■ WHAT THE EXERCISE ASKS ■
Copy every line of the data in which the word "bottom" occurs.
===== DATASET ROWS
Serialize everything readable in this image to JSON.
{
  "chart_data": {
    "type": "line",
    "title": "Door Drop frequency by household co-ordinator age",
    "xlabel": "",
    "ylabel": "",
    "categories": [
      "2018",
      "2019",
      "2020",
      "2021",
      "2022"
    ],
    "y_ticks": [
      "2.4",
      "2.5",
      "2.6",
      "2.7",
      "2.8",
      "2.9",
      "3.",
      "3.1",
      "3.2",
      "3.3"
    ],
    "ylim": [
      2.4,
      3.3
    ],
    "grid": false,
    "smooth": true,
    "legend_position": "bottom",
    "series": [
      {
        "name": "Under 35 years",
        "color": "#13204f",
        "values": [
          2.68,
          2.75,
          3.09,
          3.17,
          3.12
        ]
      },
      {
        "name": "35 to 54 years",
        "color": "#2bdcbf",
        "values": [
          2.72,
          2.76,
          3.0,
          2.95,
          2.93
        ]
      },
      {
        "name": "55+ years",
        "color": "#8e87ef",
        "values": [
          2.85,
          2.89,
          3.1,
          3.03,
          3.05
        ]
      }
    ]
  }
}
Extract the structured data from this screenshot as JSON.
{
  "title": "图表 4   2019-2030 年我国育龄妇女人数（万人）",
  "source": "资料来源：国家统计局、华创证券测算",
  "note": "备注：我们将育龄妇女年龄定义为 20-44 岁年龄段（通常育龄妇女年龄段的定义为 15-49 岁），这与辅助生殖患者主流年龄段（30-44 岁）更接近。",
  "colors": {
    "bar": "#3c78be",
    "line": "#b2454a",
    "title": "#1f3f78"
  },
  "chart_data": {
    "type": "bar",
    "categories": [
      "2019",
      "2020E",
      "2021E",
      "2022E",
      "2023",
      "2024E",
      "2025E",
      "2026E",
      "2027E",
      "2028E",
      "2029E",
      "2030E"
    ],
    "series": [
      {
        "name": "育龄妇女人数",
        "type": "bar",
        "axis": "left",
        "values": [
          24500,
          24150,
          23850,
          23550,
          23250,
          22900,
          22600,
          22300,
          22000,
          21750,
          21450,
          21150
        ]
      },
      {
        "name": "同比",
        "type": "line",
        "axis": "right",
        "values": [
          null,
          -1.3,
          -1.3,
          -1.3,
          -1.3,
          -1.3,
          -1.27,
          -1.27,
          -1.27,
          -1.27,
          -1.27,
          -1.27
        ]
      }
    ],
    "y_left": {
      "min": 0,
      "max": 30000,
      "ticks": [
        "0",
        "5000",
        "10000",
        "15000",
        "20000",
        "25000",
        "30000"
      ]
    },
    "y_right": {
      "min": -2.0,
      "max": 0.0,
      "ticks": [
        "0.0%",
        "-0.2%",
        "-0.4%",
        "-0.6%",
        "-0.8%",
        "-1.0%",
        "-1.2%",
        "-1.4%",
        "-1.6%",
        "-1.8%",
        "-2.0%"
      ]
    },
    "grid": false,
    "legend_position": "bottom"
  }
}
==========
■ RESPONSE ■
    "legend_position": "bottom",
    "legend_position": "bottom"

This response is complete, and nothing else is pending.